(Entries taken from a collection)
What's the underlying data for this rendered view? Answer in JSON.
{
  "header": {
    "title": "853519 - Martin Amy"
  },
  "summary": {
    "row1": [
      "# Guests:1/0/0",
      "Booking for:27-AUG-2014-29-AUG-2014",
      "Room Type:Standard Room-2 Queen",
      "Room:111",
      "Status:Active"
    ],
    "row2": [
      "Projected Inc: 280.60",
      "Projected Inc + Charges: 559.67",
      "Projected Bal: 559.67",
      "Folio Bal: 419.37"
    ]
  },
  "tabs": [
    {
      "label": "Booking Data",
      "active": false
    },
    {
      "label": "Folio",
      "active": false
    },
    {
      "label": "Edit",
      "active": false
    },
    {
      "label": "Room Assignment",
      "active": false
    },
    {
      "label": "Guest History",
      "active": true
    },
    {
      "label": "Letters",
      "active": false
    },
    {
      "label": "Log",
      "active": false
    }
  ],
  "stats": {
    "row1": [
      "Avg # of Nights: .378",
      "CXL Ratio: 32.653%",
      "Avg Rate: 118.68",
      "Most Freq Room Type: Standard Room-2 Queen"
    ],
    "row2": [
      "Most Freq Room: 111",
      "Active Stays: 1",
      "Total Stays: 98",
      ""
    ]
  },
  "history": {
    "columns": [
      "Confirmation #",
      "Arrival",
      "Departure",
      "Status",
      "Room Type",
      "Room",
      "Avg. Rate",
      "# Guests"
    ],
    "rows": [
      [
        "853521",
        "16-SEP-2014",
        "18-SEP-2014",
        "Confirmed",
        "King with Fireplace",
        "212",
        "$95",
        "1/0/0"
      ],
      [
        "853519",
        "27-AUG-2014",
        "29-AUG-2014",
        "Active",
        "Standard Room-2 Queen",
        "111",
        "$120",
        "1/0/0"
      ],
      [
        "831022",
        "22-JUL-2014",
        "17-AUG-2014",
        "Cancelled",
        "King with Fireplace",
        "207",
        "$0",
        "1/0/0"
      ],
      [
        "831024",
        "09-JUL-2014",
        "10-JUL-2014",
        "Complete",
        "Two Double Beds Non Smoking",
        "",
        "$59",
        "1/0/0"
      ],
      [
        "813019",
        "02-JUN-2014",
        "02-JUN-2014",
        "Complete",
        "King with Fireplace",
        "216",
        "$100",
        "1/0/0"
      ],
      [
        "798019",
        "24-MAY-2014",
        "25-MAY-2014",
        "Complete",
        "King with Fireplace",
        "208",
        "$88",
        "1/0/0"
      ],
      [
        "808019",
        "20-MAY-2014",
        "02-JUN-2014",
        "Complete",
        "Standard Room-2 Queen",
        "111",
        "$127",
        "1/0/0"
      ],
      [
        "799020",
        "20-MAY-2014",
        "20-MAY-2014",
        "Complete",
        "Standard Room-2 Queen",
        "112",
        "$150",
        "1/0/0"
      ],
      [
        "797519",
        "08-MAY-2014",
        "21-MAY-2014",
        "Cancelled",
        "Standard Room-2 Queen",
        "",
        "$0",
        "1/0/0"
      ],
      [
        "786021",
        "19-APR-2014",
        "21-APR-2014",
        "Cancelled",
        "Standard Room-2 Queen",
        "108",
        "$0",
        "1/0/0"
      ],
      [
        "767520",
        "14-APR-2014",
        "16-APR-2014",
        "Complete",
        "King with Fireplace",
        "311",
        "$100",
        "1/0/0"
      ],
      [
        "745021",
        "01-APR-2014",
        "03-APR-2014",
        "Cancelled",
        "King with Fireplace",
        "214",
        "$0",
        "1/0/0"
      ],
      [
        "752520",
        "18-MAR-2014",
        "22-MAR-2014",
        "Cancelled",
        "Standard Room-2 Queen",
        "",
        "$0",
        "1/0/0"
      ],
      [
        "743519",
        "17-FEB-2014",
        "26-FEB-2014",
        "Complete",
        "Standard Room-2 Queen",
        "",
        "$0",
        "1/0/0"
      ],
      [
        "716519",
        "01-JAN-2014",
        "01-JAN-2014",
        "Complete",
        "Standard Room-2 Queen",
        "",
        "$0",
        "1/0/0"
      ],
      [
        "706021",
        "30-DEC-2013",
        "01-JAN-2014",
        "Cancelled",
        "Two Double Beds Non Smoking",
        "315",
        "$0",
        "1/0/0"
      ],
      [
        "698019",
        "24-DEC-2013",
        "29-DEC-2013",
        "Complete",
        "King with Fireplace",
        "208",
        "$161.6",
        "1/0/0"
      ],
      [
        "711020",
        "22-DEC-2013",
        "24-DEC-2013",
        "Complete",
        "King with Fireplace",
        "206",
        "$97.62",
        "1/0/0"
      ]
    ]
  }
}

* Task instructions *
Which lines include the word "Booking"? List them all.

* Exercise result *
      "Booking for:27-AUG-2014-29-AUG-2014",
      "label": "Booking Data",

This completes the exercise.